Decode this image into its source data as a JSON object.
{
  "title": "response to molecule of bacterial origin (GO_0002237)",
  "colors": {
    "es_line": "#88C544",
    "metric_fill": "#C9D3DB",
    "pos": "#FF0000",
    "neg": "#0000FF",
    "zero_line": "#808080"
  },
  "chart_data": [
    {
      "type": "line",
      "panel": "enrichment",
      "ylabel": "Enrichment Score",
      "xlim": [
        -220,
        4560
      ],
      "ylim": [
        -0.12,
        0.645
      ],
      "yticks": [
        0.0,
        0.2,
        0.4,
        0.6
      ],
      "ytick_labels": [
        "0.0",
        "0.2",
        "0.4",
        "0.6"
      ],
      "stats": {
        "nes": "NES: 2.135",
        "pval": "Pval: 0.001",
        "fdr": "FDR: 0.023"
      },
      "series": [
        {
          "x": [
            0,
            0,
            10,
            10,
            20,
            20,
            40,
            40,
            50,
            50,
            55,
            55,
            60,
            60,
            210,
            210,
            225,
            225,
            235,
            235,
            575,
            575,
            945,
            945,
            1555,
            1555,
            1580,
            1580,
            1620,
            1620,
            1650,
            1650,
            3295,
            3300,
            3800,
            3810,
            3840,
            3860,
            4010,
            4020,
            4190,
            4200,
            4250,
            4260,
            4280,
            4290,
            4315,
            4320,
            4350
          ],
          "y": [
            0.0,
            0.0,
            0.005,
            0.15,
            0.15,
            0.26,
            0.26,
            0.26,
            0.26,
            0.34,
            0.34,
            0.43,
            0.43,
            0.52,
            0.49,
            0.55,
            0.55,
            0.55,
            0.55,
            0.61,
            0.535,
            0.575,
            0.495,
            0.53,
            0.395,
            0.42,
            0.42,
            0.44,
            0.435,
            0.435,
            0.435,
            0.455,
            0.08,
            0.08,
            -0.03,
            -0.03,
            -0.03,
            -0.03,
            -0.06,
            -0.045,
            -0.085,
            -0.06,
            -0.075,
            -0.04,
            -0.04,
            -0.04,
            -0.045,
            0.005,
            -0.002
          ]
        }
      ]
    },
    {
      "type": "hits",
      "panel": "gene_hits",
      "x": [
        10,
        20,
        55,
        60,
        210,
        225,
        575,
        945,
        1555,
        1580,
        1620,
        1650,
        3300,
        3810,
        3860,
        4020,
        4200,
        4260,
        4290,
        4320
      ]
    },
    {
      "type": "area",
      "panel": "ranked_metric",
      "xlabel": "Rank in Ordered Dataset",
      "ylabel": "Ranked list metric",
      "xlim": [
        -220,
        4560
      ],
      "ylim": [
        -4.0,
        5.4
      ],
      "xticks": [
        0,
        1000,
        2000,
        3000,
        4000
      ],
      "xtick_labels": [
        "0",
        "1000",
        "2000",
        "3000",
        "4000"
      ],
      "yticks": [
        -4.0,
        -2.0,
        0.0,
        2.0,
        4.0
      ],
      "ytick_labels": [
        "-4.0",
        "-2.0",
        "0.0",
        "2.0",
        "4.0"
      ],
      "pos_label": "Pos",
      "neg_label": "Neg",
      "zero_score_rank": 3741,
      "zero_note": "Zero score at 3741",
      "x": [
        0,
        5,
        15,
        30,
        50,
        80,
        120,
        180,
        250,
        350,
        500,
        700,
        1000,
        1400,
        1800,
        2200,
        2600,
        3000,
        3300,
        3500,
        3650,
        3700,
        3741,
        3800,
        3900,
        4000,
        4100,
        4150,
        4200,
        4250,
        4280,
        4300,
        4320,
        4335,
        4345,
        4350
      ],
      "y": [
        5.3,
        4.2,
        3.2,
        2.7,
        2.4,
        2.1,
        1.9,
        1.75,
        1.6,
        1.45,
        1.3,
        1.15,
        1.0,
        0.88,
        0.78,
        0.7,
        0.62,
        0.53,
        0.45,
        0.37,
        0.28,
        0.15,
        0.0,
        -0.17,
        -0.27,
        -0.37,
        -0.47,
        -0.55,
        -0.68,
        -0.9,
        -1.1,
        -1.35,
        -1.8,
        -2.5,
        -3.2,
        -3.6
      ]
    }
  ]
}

Directions: The records need to be reproduced in their entirety, word for word.

Response to this exercise:
Decode this image into its source data as a JSON object.
{
  "title": "response to molecule of bacterial origin (GO_0002237)",
  "colors": {
    "es_line": "#88C544",
    "metric_fill": "#C9D3DB",
    "pos": "#FF0000",
    "neg": "#0000FF",
    "zero_line": "#808080"
  },
  "chart_data": [
    {
      "type": "line",
      "panel": "enrichment",
      "ylabel": "Enrichment Score",
      "xlim": [
        -220,
        4560
      ],
      "ylim": [
        -0.12,
        0.645
      ],
      "yticks": [
        0.0,
        0.2,
        0.4,
        0.6
      ],
      "ytick_labels": [
        "0.0",
        "0.2",
        "0.4",
        "0.6"
      ],
      "stats": {
        "nes": "NES: 2.135",
        "pval": "Pval: 0.001",
        "fdr": "FDR: 0.023"
      },
      "series": [
        {
          "x": [
            0,
            0,
            10,
            10,
            20,
            20,
            40,
            40,
            50,
            50,
            55,
            55,
            60,
            60,
            210,
            210,
            225,
            225,
            235,
            235,
            575,
            575,
            945,
            945,
            1555,
            1555,
            1580,
            1580,
            1620,
            1620,
            1650,
            1650,
            3295,
            3300,
            3800,
            3810,
            3840,
            3860,
            4010,
            4020,
            4190,
            4200,
            4250,
            4260,
            4280,
            4290,
            4315,
            4320,
            4350
          ],
          "y": [
            0.0,
            0.0,
            0.005,
            0.15,
            0.15,
            0.26,
            0.26,
            0.26,
            0.26,
            0.34,
            0.34,
            0.43,
            0.43,
            0.52,
            0.49,
            0.55,
            0.55,
            0.55,
            0.55,
            0.61,
            0.535,
            0.575,
            0.495,
            0.53,
            0.395,
            0.42,
            0.42,
            0.44,
            0.435,
            0.435,
            0.435,
            0.455,
            0.08,
            0.08,
            -0.03,
            -0.03,
            -0.03,
            -0.03,
            -0.06,
            -0.045,
            -0.085,
            -0.06,
            -0.075,
            -0.04,
            -0.04,
            -0.04,
            -0.045,
            0.005,
            -0.002
          ]
        }
      ]
    },
    {
      "type": "hits",
      "panel": "gene_hits",
      "x": [
        10,
        20,
        55,
        60,
        210,
        225,
        575,
        945,
        1555,
        1580,
        1620,
        1650,
        3300,
        3810,
        3860,
        4020,
        4200,
        4260,
        4290,
        4320
      ]
    },
    {
      "type": "area",
      "panel": "ranked_metric",
      "xlabel": "Rank in Ordered Dataset",
      "ylabel": "Ranked list metric",
      "xlim": [
        -220,
        4560
      ],
      "ylim": [
        -4.0,
        5.4
      ],
      "xticks": [
        0,
        1000,
        2000,
        3000,
        4000
      ],
      "xtick_labels": [
        "0",
        "1000",
        "2000",
        "3000",
        "4000"
      ],
      "yticks": [
        -4.0,
        -2.0,
        0.0,
        2.0,
        4.0
      ],
      "ytick_labels": [
        "-4.0",
        "-2.0",
        "0.0",
        "2.0",
        "4.0"
      ],
      "pos_label": "Pos",
      "neg_label": "Neg",
      "zero_score_rank": 3741,
      "zero_note": "Zero score at 3741",
      "x": [
        0,
        5,
        15,
        30,
        50,
        80,
        120,
        180,
        250,
        350,
        500,
        700,
        1000,
        1400,
        1800,
        2200,
        2600,
        3000,
        3300,
        3500,
        3650,
        3700,
        3741,
        3800,
        3900,
        4000,
        4100,
        4150,
        4200,
        4250,
        4280,
        4300,
        4320,
        4335,
        4345,
        4350
      ],
      "y": [
        5.3,
        4.2,
        3.2,
        2.7,
        2.4,
        2.1,
        1.9,
        1.75,
        1.6,
        1.45,
        1.3,
        1.15,
        1.0,
        0.88,
        0.78,
        0.7,
        0.62,
        0.53,
        0.45,
        0.37,
        0.28,
        0.15,
        0.0,
        -0.17,
        -0.27,
        -0.37,
        -0.47,
        -0.55,
        -0.68,
        -0.9,
        -1.1,
        -1.35,
        -1.8,
        -2.5,
        -3.2,
        -3.6
      ]
    }
  ]
}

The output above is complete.